## BEGIN

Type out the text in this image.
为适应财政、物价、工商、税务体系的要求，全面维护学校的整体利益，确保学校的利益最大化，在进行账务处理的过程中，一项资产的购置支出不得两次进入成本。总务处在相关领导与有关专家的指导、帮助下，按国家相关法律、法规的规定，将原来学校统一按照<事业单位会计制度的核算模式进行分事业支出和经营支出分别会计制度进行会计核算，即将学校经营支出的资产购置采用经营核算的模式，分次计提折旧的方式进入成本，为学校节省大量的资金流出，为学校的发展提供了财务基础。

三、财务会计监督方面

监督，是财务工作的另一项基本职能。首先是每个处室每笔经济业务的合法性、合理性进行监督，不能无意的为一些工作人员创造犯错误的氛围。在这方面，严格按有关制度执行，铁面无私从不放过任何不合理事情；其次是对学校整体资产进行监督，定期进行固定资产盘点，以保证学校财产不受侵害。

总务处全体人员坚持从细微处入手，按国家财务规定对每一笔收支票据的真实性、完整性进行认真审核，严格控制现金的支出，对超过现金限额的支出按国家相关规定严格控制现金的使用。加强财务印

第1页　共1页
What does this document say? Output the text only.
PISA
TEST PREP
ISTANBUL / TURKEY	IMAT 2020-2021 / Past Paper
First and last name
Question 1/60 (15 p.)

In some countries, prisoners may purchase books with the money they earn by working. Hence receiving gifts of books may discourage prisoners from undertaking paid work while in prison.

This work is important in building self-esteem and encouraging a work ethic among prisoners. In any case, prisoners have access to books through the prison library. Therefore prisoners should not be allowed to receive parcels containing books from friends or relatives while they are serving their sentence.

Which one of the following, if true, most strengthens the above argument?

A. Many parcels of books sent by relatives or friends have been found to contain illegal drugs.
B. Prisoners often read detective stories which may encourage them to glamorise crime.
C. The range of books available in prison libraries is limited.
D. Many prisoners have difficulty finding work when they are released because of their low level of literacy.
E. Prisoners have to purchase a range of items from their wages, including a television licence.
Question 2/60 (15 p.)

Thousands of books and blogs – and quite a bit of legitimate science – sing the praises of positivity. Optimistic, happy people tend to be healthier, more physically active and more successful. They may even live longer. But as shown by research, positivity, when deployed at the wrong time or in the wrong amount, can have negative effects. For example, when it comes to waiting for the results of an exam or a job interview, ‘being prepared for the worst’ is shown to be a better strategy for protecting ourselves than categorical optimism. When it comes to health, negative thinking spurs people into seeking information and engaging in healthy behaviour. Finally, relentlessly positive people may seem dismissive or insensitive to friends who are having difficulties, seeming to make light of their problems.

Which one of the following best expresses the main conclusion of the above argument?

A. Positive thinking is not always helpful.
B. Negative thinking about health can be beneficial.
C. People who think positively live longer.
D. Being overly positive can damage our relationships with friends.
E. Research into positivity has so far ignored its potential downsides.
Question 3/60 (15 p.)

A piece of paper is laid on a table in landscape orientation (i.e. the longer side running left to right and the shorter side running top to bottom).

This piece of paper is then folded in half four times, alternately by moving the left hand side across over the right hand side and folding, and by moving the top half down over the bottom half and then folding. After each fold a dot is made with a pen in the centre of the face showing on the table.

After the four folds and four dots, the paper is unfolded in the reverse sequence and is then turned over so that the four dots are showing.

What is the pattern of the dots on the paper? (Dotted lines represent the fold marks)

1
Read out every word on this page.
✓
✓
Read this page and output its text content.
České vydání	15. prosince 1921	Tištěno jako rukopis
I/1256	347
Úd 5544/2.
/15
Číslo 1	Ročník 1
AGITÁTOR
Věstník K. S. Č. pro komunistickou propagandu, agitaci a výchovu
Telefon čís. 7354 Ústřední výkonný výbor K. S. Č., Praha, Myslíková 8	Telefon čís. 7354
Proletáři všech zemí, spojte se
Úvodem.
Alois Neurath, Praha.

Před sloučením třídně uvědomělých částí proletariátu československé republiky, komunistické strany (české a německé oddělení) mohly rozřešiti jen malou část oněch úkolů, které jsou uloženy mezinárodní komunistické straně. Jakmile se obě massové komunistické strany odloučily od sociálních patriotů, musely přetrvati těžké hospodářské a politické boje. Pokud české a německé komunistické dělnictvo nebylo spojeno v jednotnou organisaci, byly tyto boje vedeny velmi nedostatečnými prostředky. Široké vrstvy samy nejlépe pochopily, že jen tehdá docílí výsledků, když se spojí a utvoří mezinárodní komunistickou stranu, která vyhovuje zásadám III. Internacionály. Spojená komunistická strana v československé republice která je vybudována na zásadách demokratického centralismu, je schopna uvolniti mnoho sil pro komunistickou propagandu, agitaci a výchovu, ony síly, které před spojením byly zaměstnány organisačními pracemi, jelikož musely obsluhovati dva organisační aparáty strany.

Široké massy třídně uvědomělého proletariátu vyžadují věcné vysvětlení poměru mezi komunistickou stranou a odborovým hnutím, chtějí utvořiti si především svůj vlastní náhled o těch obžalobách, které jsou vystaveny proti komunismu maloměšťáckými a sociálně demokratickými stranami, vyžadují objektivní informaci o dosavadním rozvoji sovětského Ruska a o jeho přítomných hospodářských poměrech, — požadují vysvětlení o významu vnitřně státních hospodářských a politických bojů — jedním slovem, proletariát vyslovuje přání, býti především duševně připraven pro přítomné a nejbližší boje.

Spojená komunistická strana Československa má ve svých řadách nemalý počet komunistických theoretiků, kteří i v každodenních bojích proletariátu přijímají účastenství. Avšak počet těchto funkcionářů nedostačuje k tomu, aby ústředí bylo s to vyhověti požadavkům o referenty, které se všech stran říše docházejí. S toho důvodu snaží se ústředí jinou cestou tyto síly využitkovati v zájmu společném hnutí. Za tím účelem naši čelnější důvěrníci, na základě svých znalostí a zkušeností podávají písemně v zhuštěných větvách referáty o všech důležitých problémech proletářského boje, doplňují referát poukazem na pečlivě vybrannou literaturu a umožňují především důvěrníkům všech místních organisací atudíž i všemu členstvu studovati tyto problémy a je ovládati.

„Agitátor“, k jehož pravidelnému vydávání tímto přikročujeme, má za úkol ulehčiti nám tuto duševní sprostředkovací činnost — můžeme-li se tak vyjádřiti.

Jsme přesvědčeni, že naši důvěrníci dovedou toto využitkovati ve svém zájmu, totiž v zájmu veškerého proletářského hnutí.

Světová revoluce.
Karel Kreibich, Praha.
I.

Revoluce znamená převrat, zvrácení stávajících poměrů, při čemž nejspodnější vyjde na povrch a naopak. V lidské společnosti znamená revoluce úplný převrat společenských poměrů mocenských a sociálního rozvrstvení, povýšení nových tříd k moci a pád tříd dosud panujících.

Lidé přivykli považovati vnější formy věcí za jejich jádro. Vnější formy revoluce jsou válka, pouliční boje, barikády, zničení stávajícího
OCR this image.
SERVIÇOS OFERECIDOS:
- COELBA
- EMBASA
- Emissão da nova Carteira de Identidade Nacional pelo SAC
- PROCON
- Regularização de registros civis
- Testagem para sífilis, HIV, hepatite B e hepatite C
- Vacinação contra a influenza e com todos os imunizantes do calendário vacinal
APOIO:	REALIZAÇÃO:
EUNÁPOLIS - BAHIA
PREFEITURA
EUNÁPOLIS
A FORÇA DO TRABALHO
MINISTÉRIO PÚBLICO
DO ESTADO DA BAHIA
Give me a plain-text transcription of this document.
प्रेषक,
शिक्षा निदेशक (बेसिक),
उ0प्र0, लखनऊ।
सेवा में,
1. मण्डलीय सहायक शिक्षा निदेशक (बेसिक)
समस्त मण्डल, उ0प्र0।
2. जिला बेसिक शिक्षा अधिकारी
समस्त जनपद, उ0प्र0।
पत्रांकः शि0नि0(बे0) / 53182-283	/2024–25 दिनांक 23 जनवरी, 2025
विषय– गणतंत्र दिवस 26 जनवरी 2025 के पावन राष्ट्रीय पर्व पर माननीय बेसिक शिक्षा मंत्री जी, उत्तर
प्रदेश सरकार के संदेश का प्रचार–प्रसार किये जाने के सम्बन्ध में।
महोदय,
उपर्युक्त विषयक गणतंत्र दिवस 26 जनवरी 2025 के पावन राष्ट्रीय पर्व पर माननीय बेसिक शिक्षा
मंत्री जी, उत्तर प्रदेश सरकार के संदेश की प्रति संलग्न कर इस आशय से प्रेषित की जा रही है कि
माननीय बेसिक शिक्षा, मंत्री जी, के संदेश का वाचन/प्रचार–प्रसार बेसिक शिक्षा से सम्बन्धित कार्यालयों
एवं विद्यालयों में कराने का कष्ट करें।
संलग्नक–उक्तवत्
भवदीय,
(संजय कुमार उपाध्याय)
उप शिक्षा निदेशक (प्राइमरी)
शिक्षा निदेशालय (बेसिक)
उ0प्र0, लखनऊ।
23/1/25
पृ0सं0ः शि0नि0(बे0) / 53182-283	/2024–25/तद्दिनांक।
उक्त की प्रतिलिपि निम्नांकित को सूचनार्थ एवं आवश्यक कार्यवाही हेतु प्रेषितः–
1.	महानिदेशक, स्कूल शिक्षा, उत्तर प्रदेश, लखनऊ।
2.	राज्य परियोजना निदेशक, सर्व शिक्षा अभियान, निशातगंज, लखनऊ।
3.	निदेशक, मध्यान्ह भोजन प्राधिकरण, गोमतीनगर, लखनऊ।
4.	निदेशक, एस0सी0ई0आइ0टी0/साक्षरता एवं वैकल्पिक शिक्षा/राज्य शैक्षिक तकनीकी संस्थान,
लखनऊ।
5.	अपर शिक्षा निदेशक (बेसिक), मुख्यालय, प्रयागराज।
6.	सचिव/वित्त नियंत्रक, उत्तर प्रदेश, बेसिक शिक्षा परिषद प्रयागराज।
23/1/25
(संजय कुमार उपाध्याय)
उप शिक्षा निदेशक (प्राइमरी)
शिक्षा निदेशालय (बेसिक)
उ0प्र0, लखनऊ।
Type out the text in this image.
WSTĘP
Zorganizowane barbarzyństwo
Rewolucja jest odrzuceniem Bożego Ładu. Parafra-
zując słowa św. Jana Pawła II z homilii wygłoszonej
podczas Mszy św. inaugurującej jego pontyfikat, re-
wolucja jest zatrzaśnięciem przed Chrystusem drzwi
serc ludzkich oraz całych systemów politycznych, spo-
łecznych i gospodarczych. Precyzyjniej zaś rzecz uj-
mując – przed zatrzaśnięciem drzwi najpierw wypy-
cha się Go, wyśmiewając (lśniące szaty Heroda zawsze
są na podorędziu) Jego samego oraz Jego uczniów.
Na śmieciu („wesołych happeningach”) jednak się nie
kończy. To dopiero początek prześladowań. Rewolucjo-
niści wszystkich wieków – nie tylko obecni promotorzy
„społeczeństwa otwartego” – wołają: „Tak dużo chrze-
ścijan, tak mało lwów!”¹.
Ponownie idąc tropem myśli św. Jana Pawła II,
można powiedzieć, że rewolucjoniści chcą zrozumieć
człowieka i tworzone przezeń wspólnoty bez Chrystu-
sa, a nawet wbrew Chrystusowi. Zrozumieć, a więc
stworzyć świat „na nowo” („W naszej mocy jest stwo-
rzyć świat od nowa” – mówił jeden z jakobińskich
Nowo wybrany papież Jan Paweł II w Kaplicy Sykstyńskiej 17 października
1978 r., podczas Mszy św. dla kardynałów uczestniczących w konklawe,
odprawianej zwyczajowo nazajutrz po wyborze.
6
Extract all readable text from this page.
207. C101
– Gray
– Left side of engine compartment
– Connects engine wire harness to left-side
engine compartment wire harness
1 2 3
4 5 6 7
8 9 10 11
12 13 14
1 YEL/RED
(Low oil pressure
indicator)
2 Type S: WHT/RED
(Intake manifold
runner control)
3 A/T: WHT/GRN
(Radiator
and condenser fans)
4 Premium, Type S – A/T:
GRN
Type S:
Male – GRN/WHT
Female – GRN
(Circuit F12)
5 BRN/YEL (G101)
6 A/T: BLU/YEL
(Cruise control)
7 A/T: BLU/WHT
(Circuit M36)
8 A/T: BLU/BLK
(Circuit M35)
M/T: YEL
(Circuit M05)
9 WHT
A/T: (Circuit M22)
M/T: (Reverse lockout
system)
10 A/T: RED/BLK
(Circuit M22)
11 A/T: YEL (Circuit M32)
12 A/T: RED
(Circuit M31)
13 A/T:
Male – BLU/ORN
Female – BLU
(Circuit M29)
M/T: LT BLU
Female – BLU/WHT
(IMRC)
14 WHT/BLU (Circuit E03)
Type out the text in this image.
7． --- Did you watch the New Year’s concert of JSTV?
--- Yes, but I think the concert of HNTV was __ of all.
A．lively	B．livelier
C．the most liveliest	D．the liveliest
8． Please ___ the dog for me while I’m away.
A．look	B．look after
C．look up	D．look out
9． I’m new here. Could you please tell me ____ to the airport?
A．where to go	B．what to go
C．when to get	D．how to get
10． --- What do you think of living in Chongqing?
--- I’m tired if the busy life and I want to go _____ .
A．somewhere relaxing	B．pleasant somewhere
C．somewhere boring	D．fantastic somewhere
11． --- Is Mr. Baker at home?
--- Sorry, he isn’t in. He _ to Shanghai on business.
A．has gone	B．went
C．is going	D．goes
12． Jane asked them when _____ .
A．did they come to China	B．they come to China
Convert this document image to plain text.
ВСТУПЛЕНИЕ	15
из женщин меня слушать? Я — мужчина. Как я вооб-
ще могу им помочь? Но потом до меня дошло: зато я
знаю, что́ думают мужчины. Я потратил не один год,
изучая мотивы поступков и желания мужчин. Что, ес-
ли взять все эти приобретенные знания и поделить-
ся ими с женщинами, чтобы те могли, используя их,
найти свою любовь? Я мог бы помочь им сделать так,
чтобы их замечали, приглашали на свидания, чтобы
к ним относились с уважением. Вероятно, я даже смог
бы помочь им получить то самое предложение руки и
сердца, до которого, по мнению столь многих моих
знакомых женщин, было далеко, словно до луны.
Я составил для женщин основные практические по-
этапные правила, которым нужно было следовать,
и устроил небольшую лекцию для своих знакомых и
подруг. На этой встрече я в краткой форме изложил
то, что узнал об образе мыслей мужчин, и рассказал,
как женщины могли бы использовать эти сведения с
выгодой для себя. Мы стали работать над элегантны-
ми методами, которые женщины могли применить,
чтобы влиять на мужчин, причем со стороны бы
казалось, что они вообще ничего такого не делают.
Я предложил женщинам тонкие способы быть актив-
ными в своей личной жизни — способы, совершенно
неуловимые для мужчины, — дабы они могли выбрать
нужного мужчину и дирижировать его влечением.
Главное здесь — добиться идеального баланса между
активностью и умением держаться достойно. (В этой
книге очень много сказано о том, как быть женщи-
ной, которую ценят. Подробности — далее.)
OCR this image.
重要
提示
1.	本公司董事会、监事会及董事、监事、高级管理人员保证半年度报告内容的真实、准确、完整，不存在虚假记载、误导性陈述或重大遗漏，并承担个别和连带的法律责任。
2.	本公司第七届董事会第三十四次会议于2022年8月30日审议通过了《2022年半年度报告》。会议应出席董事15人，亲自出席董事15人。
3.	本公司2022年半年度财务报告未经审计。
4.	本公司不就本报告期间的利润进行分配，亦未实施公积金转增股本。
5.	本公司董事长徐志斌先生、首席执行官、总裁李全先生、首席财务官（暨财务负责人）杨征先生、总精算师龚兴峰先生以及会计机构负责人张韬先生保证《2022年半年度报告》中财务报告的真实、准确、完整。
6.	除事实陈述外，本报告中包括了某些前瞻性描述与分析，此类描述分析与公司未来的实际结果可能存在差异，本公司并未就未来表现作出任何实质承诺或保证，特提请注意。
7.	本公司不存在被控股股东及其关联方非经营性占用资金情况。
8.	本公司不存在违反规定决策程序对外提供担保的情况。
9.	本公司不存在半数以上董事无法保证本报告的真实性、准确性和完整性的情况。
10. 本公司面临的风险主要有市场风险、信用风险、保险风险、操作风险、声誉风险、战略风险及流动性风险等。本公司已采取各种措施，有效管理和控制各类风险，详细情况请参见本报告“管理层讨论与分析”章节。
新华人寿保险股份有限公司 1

## END

Which lines of the data above contain "harness"? Copy each one.

### [Solution to this problem]
– Connects engine wire harness to left-side
engine compartment wire harness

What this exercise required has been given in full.